Problem requirements: Look through the records below, and copy out every line that holds the string "الديني".

----

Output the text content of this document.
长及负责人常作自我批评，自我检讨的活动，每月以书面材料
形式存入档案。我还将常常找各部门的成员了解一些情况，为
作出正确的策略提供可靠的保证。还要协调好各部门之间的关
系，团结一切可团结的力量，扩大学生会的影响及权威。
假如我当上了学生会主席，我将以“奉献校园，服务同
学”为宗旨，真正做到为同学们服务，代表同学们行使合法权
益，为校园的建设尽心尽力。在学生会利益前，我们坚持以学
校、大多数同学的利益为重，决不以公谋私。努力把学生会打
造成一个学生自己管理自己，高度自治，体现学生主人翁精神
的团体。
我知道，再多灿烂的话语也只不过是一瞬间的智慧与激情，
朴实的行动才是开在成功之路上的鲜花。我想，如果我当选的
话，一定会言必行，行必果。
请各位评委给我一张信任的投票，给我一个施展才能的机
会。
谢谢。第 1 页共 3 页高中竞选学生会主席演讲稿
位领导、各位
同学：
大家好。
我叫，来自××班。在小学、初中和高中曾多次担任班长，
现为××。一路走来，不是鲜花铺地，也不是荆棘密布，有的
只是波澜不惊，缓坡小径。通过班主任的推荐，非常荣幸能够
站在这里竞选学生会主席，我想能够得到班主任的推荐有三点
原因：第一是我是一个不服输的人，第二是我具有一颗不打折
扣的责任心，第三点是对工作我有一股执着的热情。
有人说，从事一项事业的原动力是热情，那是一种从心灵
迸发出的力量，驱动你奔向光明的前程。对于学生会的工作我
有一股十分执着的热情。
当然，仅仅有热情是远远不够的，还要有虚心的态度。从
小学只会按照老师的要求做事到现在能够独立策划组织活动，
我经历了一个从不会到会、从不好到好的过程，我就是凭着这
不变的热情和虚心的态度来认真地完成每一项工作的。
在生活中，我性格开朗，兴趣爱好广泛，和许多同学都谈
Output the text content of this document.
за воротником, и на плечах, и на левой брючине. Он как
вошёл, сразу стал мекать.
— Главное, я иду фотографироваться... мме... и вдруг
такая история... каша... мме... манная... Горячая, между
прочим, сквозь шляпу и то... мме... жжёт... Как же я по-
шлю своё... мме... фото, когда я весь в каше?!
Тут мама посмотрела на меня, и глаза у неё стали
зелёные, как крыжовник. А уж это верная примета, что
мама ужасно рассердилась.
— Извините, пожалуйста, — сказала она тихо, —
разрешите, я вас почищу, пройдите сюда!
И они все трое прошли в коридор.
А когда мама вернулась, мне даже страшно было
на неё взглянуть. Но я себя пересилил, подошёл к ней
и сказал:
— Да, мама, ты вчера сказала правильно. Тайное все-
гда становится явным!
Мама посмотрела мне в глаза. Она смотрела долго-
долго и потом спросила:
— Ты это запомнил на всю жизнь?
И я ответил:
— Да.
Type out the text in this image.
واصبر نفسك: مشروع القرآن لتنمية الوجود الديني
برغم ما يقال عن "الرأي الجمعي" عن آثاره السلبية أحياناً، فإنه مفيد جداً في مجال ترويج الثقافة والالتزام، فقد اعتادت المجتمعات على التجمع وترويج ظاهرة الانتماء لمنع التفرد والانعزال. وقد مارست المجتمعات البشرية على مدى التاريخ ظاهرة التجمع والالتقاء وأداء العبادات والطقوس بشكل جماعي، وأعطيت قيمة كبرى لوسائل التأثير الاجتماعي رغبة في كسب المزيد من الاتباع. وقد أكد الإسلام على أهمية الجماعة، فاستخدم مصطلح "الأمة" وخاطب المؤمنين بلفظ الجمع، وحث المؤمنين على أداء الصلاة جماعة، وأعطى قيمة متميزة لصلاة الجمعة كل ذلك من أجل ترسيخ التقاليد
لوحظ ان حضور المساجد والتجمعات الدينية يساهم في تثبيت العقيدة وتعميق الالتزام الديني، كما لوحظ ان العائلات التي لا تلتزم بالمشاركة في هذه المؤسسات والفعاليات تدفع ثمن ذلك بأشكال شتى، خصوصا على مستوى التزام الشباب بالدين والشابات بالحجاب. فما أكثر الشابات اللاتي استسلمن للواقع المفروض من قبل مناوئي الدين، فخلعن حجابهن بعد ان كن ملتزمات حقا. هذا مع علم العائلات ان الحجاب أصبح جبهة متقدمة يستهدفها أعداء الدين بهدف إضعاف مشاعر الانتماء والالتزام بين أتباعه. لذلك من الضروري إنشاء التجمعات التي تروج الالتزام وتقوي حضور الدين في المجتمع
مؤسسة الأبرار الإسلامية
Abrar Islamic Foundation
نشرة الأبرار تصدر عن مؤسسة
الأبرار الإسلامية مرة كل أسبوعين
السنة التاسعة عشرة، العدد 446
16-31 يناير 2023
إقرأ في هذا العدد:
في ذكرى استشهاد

----

Final answer:
واصبر نفسك: مشروع القرآن لتنمية الوجود الديني
لوحظ ان حضور المساجد والتجمعات الدينية يساهم في تثبيت العقيدة وتعميق الالتزام الديني، كما لوحظ ان العائلات التي لا تلتزم بالمشاركة في هذه المؤسسات والفعاليات تدفع ثمن ذلك بأشكال شتى، خصوصا على مستوى التزام الشباب بالدين والشابات بالحجاب. فما أكثر الشابات اللاتي استسلمن للواقع المفروض من قبل مناوئي الدين، فخلعن حجابهن بعد ان كن ملتزمات حقا. هذا مع علم العائلات ان الحجاب أصبح جبهة متقدمة يستهدفها أعداء الدين بهدف إضعاف مشاعر الانتماء والالتزام بين أتباعه. لذلك من الضروري إنشاء التجمعات التي تروج الالتزام وتقوي حضور الدين في المجتمع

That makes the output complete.